● WHAT TO PRODUCE: Your task is to quote the material that follows, in full and exactly.

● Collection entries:
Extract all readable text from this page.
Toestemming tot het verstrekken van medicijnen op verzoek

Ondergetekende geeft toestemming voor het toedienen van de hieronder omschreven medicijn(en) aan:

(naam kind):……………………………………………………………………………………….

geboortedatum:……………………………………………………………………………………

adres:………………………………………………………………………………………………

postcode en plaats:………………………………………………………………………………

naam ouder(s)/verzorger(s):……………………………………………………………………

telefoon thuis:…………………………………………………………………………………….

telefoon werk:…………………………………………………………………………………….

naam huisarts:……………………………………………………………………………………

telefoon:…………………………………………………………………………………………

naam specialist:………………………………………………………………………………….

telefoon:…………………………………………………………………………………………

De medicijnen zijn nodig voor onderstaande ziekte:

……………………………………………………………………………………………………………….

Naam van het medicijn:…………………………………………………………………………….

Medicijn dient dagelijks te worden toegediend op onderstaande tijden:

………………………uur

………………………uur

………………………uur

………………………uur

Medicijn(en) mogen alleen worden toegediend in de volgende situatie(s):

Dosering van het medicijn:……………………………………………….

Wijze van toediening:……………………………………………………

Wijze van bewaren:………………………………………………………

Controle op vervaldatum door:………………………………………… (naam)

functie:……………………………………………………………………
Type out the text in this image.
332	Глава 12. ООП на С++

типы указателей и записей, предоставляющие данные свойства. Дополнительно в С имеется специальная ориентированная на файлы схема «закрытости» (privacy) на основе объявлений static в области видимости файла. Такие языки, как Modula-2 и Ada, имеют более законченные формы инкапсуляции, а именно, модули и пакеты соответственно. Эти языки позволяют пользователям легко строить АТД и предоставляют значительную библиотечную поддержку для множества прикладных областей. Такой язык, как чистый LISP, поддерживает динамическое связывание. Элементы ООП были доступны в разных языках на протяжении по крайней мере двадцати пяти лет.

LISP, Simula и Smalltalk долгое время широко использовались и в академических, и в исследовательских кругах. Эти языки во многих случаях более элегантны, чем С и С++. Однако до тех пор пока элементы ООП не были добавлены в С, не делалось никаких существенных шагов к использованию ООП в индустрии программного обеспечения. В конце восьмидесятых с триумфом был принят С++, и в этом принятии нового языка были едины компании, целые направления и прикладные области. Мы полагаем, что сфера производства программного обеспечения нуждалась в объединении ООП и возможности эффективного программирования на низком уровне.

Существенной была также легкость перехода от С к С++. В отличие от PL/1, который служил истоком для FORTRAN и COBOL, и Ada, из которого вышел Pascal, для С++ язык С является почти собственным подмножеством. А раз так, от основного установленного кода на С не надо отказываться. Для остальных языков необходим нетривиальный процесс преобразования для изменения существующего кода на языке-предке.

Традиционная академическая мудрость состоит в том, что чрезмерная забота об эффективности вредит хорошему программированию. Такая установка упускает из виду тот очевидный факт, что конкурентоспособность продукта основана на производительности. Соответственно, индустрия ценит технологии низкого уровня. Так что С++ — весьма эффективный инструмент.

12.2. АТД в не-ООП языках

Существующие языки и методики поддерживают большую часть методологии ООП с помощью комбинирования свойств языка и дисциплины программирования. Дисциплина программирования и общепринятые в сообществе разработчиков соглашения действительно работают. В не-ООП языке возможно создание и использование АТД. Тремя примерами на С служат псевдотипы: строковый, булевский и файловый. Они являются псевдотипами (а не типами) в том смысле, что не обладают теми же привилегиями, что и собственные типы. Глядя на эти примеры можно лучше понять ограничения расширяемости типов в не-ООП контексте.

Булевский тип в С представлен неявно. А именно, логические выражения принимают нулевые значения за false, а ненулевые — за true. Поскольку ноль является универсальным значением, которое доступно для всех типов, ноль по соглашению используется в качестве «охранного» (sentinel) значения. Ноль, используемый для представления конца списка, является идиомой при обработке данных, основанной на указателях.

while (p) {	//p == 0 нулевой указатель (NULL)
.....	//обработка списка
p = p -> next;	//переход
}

● THE ANSWER:
Extract all readable text from this page.
Toestemming tot het verstrekken van medicijnen op verzoek

Ondergetekende geeft toestemming voor het toedienen van de hieronder omschreven medicijn(en) aan:

(naam kind):……………………………………………………………………………………….

geboortedatum:……………………………………………………………………………………

adres:………………………………………………………………………………………………

postcode en plaats:………………………………………………………………………………

naam ouder(s)/verzorger(s):……………………………………………………………………

telefoon thuis:…………………………………………………………………………………….

telefoon werk:…………………………………………………………………………………….

naam huisarts:……………………………………………………………………………………

telefoon:…………………………………………………………………………………………

naam specialist:………………………………………………………………………………….

telefoon:…………………………………………………………………………………………

De medicijnen zijn nodig voor onderstaande ziekte:

……………………………………………………………………………………………………………….

Naam van het medicijn:…………………………………………………………………………….

Medicijn dient dagelijks te worden toegediend op onderstaande tijden:

………………………uur

………………………uur

………………………uur

………………………uur

Medicijn(en) mogen alleen worden toegediend in de volgende situatie(s):

Dosering van het medicijn:……………………………………………….

Wijze van toediening:……………………………………………………

Wijze van bewaren:………………………………………………………

Controle op vervaldatum door:………………………………………… (naam)

functie:……………………………………………………………………
Type out the text in this image.
332	Глава 12. ООП на С++

типы указателей и записей, предоставляющие данные свойства. Дополнительно в С имеется специальная ориентированная на файлы схема «закрытости» (privacy) на основе объявлений static в области видимости файла. Такие языки, как Modula-2 и Ada, имеют более законченные формы инкапсуляции, а именно, модули и пакеты соответственно. Эти языки позволяют пользователям легко строить АТД и предоставляют значительную библиотечную поддержку для множества прикладных областей. Такой язык, как чистый LISP, поддерживает динамическое связывание. Элементы ООП были доступны в разных языках на протяжении по крайней мере двадцати пяти лет.

LISP, Simula и Smalltalk долгое время широко использовались и в академических, и в исследовательских кругах. Эти языки во многих случаях более элегантны, чем С и С++. Однако до тех пор пока элементы ООП не были добавлены в С, не делалось никаких существенных шагов к использованию ООП в индустрии программного обеспечения. В конце восьмидесятых с триумфом был принят С++, и в этом принятии нового языка были едины компании, целые направления и прикладные области. Мы полагаем, что сфера производства программного обеспечения нуждалась в объединении ООП и возможности эффективного программирования на низком уровне.

Существенной была также легкость перехода от С к С++. В отличие от PL/1, который служил истоком для FORTRAN и COBOL, и Ada, из которого вышел Pascal, для С++ язык С является почти собственным подмножеством. А раз так, от основного установленного кода на С не надо отказываться. Для остальных языков необходим нетривиальный процесс преобразования для изменения существующего кода на языке-предке.

Традиционная академическая мудрость состоит в том, что чрезмерная забота об эффективности вредит хорошему программированию. Такая установка упускает из виду тот очевидный факт, что конкурентоспособность продукта основана на производительности. Соответственно, индустрия ценит технологии низкого уровня. Так что С++ — весьма эффективный инструмент.

12.2. АТД в не-ООП языках

Существующие языки и методики поддерживают большую часть методологии ООП с помощью комбинирования свойств языка и дисциплины программирования. Дисциплина программирования и общепринятые в сообществе разработчиков соглашения действительно работают. В не-ООП языке возможно создание и использование АТД. Тремя примерами на С служат псевдотипы: строковый, булевский и файловый. Они являются псевдотипами (а не типами) в том смысле, что не обладают теми же привилегиями, что и собственные типы. Глядя на эти примеры можно лучше понять ограничения расширяемости типов в не-ООП контексте.

Булевский тип в С представлен неявно. А именно, логические выражения принимают нулевые значения за false, а ненулевые — за true. Поскольку ноль является универсальным значением, которое доступно для всех типов, ноль по соглашению используется в качестве «охранного» (sentinel) значения. Ноль, используемый для представления конца списка, является идиомой при обработке данных, основанной на указателях.

while (p) {	//p == 0 нулевой указатель (NULL)
.....	//обработка списка
p = p -> next;	//переход
}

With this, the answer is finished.